WHAT YOU SHOULD DO -> Output the line containing "Transcribe this image's" and each line after it through the end of the data, exactly as written, with pictures left out.

DATA TO USE ->
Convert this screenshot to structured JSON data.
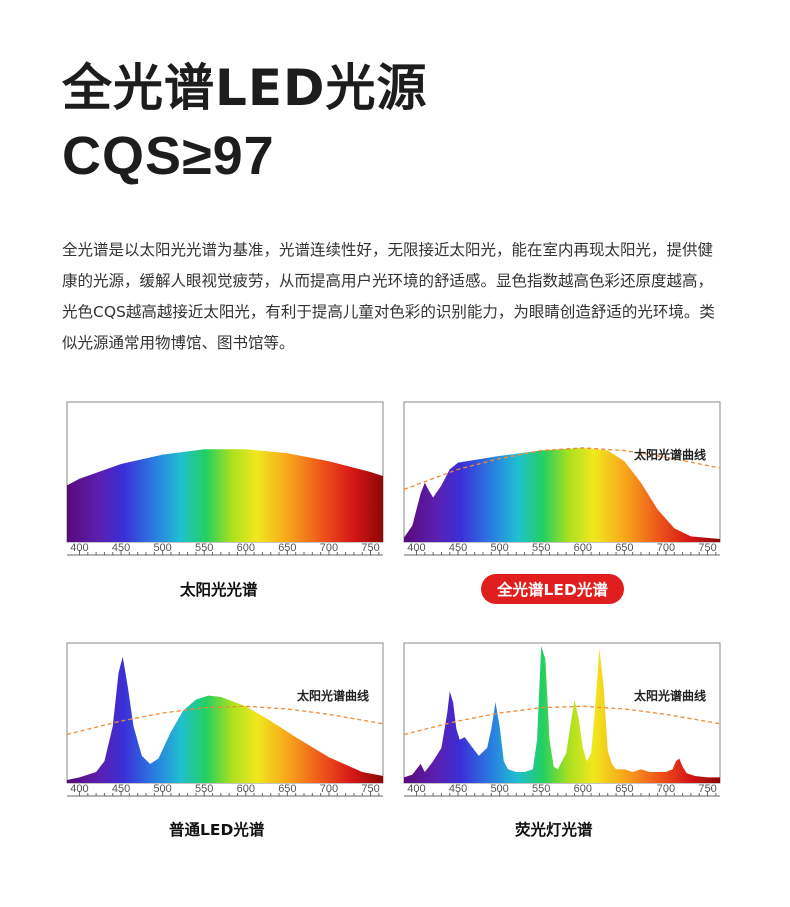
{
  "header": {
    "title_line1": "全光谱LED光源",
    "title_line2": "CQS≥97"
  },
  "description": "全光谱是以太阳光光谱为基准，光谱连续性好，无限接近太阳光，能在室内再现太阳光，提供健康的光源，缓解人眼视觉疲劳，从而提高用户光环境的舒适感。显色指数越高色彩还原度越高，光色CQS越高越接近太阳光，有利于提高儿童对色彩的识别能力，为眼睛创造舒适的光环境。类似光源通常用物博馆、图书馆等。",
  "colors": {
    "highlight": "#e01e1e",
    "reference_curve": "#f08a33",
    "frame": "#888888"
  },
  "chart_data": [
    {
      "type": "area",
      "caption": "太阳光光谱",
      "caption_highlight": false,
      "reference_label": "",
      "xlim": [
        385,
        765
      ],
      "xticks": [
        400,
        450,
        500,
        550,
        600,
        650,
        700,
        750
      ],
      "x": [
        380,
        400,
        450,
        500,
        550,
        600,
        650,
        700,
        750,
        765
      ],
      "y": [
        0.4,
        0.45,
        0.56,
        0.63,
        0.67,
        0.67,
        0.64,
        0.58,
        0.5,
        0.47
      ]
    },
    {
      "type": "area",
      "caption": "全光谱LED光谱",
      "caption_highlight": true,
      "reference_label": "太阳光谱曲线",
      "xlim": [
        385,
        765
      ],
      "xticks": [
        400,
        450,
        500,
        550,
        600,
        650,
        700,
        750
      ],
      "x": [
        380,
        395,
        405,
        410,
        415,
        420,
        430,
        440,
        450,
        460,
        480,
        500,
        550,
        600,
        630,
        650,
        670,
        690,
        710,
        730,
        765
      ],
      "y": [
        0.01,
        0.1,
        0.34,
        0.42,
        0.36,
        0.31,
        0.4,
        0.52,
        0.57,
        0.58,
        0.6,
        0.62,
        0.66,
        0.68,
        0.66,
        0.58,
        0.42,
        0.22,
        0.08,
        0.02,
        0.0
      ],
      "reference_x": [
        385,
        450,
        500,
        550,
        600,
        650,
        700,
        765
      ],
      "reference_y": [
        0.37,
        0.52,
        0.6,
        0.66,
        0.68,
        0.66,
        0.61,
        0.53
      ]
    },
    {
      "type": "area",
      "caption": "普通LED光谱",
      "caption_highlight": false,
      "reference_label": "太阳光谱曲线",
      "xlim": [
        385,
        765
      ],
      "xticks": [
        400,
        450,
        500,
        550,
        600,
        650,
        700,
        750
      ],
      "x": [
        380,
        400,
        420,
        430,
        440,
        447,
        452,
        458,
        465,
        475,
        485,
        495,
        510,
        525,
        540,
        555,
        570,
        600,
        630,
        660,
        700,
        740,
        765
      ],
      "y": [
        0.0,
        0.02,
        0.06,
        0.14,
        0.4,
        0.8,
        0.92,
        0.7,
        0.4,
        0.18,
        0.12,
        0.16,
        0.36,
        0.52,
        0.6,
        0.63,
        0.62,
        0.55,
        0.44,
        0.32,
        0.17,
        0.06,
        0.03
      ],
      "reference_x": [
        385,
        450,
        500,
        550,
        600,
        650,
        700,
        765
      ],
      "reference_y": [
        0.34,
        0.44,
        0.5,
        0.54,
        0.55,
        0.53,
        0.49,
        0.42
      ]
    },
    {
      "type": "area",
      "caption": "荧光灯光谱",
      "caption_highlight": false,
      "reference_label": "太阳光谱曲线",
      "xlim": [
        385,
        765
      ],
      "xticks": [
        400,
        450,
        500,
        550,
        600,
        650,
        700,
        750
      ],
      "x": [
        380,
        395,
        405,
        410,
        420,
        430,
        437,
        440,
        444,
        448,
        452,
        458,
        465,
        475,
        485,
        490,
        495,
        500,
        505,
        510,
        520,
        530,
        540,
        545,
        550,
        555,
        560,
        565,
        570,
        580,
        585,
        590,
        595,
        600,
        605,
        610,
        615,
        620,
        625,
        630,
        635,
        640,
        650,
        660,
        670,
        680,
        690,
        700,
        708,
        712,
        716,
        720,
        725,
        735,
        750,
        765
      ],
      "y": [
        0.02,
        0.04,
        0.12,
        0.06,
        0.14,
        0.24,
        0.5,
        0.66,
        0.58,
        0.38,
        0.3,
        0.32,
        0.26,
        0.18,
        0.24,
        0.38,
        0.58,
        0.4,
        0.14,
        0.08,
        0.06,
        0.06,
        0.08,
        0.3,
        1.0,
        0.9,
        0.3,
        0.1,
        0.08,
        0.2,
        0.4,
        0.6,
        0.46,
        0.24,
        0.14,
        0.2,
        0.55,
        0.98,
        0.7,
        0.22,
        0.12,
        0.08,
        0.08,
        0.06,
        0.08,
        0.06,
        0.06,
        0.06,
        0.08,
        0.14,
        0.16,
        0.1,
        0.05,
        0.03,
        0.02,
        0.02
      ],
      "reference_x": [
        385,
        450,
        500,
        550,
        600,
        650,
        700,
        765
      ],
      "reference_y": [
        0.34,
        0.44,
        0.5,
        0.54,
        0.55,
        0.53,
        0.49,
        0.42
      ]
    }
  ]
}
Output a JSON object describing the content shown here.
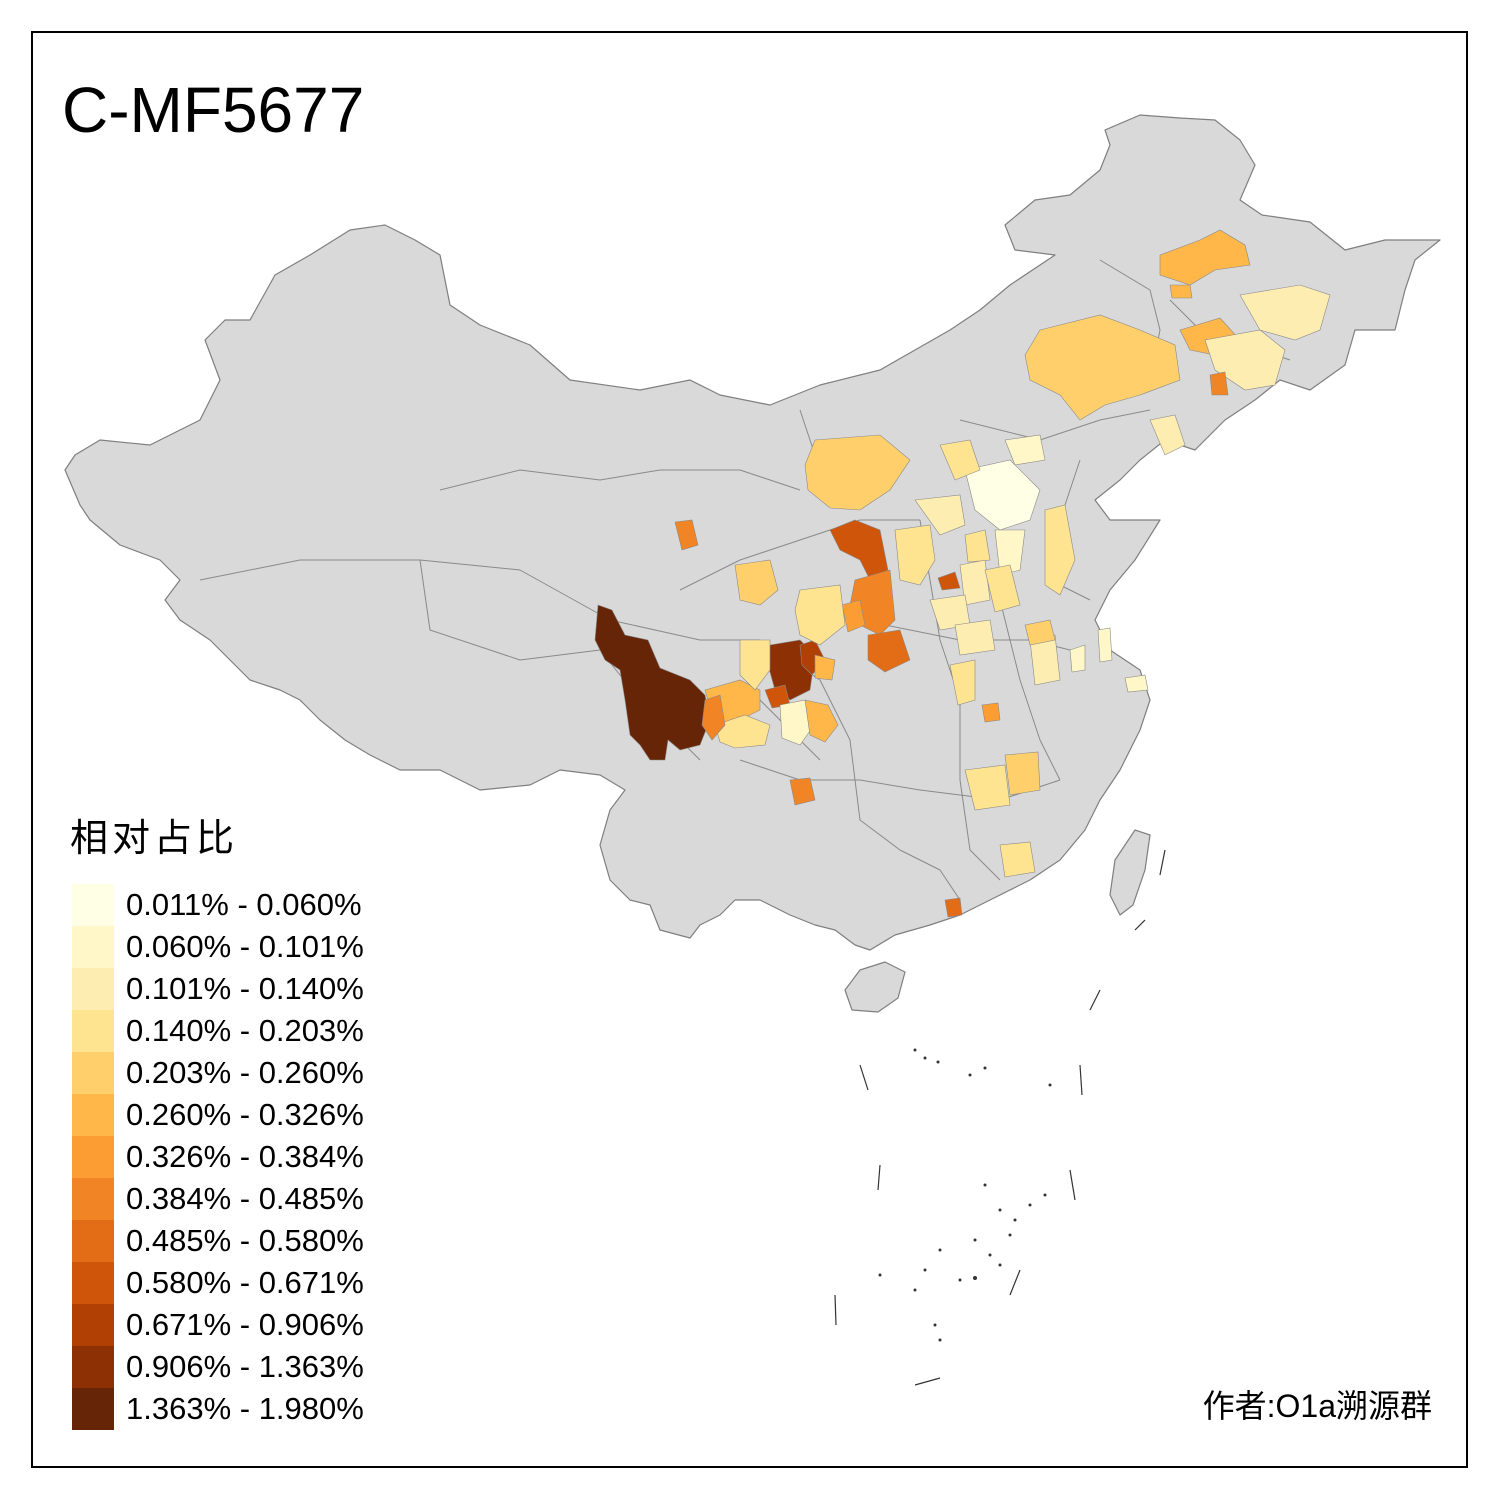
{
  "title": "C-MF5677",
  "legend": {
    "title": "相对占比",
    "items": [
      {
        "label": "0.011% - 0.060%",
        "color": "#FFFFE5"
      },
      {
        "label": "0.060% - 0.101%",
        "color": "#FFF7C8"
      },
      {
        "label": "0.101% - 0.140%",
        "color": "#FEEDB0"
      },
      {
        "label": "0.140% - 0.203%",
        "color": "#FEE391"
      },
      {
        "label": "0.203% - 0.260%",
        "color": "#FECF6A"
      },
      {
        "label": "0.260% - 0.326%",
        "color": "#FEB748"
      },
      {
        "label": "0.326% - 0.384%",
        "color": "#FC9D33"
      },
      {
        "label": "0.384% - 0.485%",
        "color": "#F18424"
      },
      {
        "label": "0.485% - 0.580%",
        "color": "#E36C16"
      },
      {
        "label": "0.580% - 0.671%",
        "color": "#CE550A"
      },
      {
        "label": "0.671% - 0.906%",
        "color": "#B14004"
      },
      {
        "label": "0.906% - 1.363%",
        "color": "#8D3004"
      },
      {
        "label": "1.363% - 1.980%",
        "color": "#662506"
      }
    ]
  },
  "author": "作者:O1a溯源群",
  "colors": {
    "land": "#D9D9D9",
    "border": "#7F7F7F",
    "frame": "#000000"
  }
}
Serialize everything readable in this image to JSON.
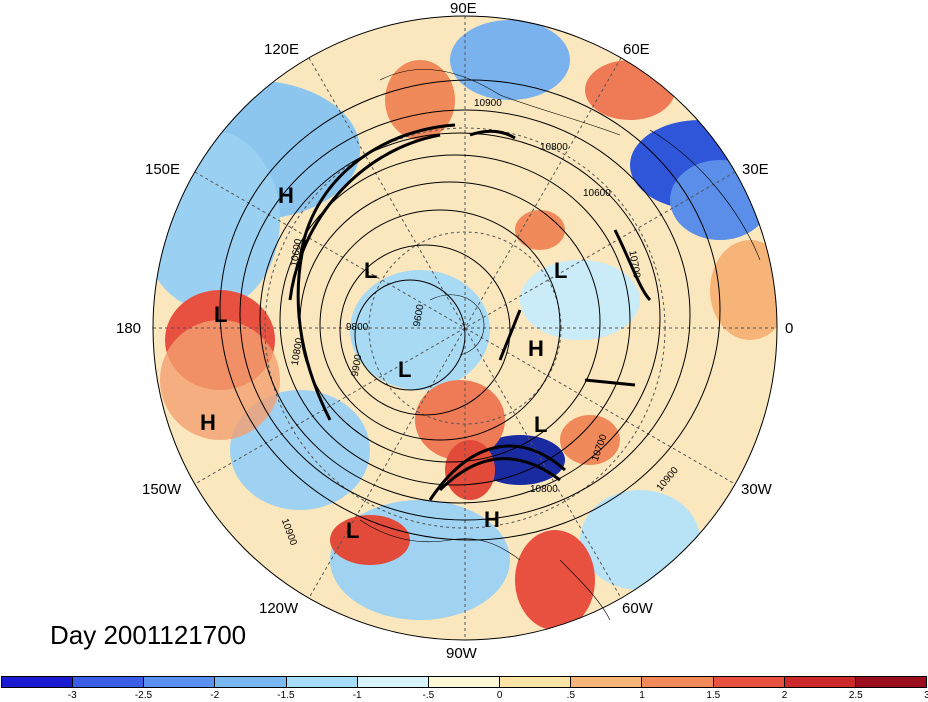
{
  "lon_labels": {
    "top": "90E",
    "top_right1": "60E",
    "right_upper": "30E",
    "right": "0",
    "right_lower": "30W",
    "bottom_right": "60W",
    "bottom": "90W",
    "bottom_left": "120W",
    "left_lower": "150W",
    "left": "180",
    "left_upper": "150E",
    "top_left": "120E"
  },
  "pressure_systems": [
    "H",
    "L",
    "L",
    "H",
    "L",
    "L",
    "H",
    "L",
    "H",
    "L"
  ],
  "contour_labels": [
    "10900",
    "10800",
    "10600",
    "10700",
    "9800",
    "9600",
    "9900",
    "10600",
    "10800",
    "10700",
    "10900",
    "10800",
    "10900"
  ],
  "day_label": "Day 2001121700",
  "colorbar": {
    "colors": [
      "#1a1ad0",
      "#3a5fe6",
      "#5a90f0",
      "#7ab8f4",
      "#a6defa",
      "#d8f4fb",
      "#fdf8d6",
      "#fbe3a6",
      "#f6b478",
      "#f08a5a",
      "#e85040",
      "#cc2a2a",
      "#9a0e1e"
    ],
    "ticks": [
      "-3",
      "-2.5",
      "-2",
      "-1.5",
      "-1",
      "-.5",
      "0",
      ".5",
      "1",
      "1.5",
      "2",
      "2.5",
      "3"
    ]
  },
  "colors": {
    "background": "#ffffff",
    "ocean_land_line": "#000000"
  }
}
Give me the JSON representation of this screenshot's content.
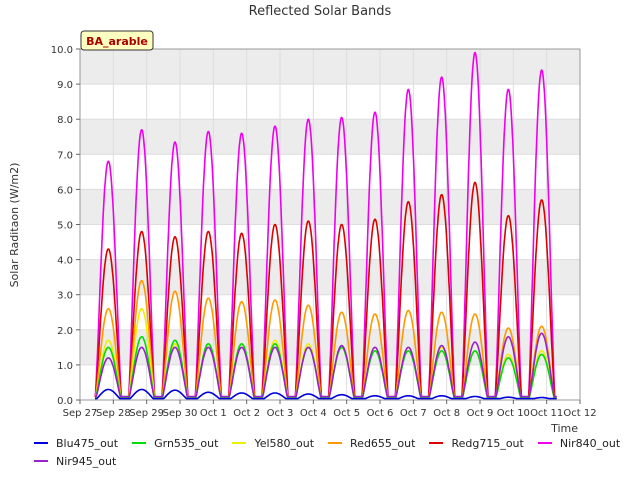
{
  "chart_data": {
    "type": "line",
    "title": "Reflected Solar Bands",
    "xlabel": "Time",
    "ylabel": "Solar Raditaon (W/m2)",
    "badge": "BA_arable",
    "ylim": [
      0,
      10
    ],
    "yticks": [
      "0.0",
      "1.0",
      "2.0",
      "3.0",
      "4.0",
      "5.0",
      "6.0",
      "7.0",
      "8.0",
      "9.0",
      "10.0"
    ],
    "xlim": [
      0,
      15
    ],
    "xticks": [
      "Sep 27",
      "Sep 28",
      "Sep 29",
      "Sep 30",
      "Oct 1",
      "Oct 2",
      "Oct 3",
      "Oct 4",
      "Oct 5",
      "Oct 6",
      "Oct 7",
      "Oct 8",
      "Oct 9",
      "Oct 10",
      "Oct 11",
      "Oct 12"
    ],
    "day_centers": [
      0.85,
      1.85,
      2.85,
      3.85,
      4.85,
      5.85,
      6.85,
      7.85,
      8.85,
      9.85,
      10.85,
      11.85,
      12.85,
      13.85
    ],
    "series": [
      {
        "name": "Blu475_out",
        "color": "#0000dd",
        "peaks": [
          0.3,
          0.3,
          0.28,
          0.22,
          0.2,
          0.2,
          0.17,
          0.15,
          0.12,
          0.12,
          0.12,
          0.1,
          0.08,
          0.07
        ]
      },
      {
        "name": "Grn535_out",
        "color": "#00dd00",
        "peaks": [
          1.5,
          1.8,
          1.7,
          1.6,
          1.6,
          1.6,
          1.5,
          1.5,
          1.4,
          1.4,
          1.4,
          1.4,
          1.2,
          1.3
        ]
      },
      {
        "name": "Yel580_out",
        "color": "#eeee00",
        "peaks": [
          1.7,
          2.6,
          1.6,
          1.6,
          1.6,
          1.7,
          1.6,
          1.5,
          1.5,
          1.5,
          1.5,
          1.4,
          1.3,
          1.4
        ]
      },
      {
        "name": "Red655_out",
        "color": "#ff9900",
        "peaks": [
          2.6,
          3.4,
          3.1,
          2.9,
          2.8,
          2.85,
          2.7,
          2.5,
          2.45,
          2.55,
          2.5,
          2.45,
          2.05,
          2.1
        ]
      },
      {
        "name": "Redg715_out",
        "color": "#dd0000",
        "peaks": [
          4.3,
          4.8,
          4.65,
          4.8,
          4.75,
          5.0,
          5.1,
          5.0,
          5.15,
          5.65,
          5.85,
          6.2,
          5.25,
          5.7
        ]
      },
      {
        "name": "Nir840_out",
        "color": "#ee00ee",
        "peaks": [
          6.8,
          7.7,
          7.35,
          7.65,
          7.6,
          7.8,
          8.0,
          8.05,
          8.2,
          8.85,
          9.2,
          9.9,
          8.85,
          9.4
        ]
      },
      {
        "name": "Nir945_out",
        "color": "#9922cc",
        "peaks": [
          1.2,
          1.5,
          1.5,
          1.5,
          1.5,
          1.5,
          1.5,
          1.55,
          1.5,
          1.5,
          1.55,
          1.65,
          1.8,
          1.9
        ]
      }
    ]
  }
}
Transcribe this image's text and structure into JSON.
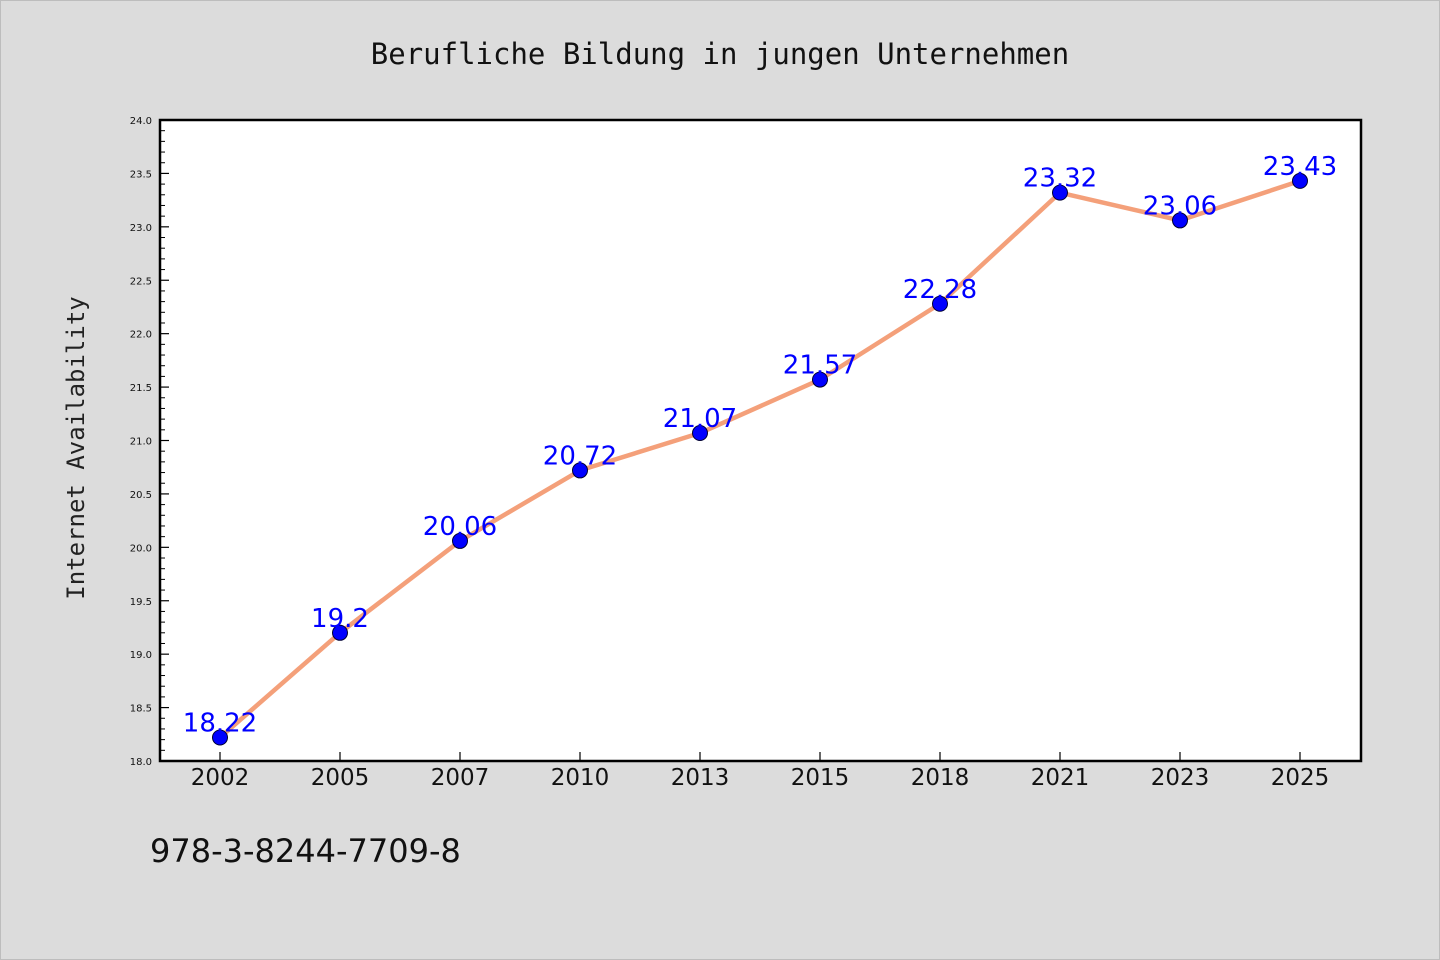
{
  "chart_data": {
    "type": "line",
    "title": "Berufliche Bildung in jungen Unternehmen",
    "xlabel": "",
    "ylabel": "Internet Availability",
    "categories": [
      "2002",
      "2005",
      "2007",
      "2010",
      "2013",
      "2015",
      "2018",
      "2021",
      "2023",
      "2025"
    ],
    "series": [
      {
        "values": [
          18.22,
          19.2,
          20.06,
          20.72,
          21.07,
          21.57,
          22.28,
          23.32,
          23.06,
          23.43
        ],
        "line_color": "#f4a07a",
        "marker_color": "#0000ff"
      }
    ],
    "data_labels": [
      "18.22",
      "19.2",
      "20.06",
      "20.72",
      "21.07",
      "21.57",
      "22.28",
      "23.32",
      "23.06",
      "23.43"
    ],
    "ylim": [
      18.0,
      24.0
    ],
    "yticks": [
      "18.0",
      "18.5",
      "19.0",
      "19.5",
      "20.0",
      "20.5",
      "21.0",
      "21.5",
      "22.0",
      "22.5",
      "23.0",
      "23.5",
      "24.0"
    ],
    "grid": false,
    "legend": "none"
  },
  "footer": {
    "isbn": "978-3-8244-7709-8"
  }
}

WRITTEN SOLUTION ->
Transcribe this image's text and structure into JSON.
{
  "chart_data": {
    "type": "line",
    "title": "Berufliche Bildung in jungen Unternehmen",
    "xlabel": "",
    "ylabel": "Internet Availability",
    "categories": [
      "2002",
      "2005",
      "2007",
      "2010",
      "2013",
      "2015",
      "2018",
      "2021",
      "2023",
      "2025"
    ],
    "series": [
      {
        "values": [
          18.22,
          19.2,
          20.06,
          20.72,
          21.07,
          21.57,
          22.28,
          23.32,
          23.06,
          23.43
        ],
        "line_color": "#f4a07a",
        "marker_color": "#0000ff"
      }
    ],
    "data_labels": [
      "18.22",
      "19.2",
      "20.06",
      "20.72",
      "21.07",
      "21.57",
      "22.28",
      "23.32",
      "23.06",
      "23.43"
    ],
    "ylim": [
      18.0,
      24.0
    ],
    "yticks": [
      "18.0",
      "18.5",
      "19.0",
      "19.5",
      "20.0",
      "20.5",
      "21.0",
      "21.5",
      "22.0",
      "22.5",
      "23.0",
      "23.5",
      "24.0"
    ],
    "grid": false,
    "legend": "none"
  },
  "footer": {
    "isbn": "978-3-8244-7709-8"
  }
}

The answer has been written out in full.